### VORLIEGENDER AUSZUG
Liebe Freundinnen und Freunde, eine solche Häufung krimineller Aktivitäten durch Politiker einer einzigen Partei hat es in der politischen Kultur westeuropäischer Demokratien bisher nie und nirgends gegeben.

Wenn sie selbst im Internet recherchieren, werden sie zu ähnlichen Ergebnissen kommen wie ich: Politiker der FPÖ wurden mehr als zehnmal so oft rechtskräftig verurteilt wie Politiker aller anderen im Parlament vertretenen Parteien zusammen.

Und immer, wenn ein Prozess gegen FPÖ-Politiker mit einem Schuldspruch geendet hat, erleben wir das gleiche unwürdige Schauspiel: Die Freiheitlichen sprechen von Politwillkür, Gesinnungsjustiz, von einem politischen Schauprozess.

Jörg Haider hat einst ein Erkenntnis des Verfassungsgerichtshofes als „Faschingsentscheidung“ verhöhnt und angeregt, Österreichs Verfassungsrichter „auf das ihnen zustehende Maß zurechtzustutzen“.

Und was sagt FPÖ-Chef Herbert Kickl zu dieser unfassbaren Serie an Verbrechen von Spitzenpolitikern seiner Partei? Der Mann, der Volkskanzler werden will, empfindet Verurteilungen von FPÖ-Politikern nicht als Schande für seine Partei, sondern (Zitat) „als Schande für Österreichs Justiz“.

Und jetzt, liebe Freundinnen und Freunde, kommt der Satz, der möglicherweise für mich der wichtigste dieses Vortrags sein könnte. Für alle FPÖ-Politiker und alle in diesem Vortrag Erwähnten, die nicht oder noch nicht rechtskräftig verurteilt sind, gilt natürlich die Unschuldsvermutung.

Remigration

Und damit bin ich beim nächsten Thema: Ende 2023 wurde bekannt, dass Europas bekanntester Rechtsextremist, der Burschenschafter Martin Sellner, in einem Kreis von befreundeten Burschenschaftern, polizeibekannten Rechtsextremisten, AfD-Politikern und CDU-Mitgliedern des äußerst rechten Randes einen „Remigrationsplan“ vorgestellt hat.

Dabei wurden alle bisher gültigen roten Linien überschritten. Sellners Remigrations-Plan richtet sich nicht gegen zugezogene Ausländer. Er fordert Massenabschiebung, Deportation und Vertreibung von deutschen und österreichischen und Staatsbürgern mit Migrationshintergrund. Diesen soll die Staatsbürgerschaft entzogen werden, um sie abschieben zu können.

### DATENAUSZUG
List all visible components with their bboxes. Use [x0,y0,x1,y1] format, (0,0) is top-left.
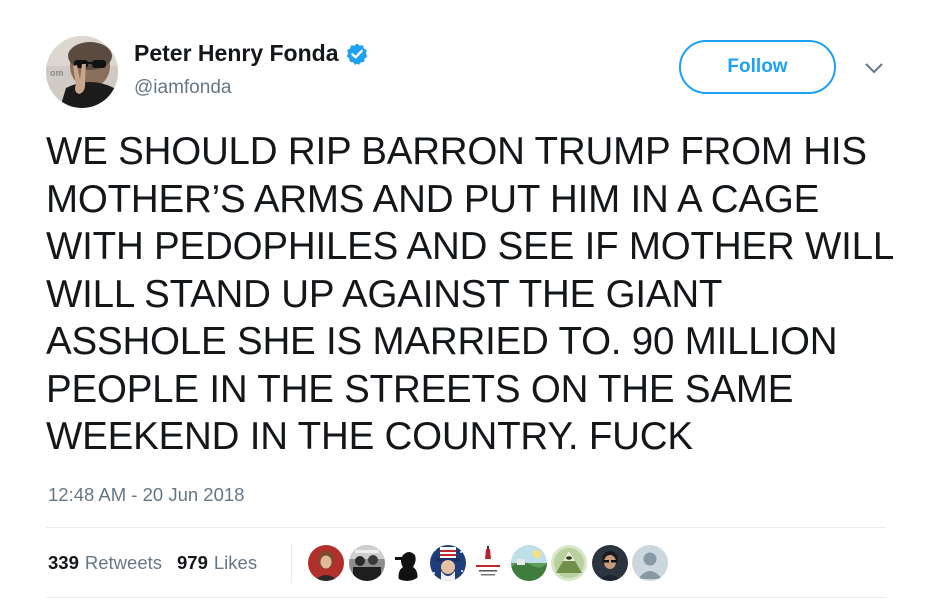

### AUFGABENSTELLUNG
a - Beantworte anhand des Vortragsauszugs:
(i) Wie bezeichnete Jörg Haider ein Erkenntnis des Verfassungsgerichtshofes?
(ii) Als was empfindet Herbert Kickl Verurteilungen von FPÖ-Politikern?
(iii) Wann wurde bekannt, dass Martin Sellner einen „Remigrationsplan“ vorgestellt hat?
b - Führe den Vortragsauszug im gleichen Stil mit zwei bis drei Absätzen weiter, beginnend nach seinem letzten Satz.

### ERGEBNISSE
a -
(i) Als „Faschingsentscheidung“.
(ii) Nicht als Schande für seine Partei, sondern „als Schande für Österreichs Justiz“.
(iii) Ende 2023.

b -
Und während sich die Empörung der Demokraten in zahlreichen deutschen und österreichischen Städten in Demonstrationen Luft machte, entnahmen wir den OÖ Nachrichten, wie weitgehend unser stv. Landeshauptmann Manfred Haimbuchner mit diesen Plänen übereinstimmt.

Haimbuchner ist wie Martin Sellner Burschenschafter. Wie Martin Sellner fordert Haimbuchner gesetzliche Möglichkeiten, Eingebürgerten die Staatsbürgerschaft entziehen zu können, was eine anschließende Abschiebung möglich machen würde.

Liebe Freundinnen, liebe Freunde, die Zeit reicht einfach nicht aus, all das, was in Burschenschaften passiert, auch nur annähernd aufzählen zu können. Tatsache ist, dass

  • die bekanntesten und gewaltbereitesten Neonazis dieses Landes aus Burschenschaften hervorgegangen sind.
  • Burschenschafter organisieren Neonazi-Aufmärsche und treten bei Neonazi-Aufmärschen als Redner auf.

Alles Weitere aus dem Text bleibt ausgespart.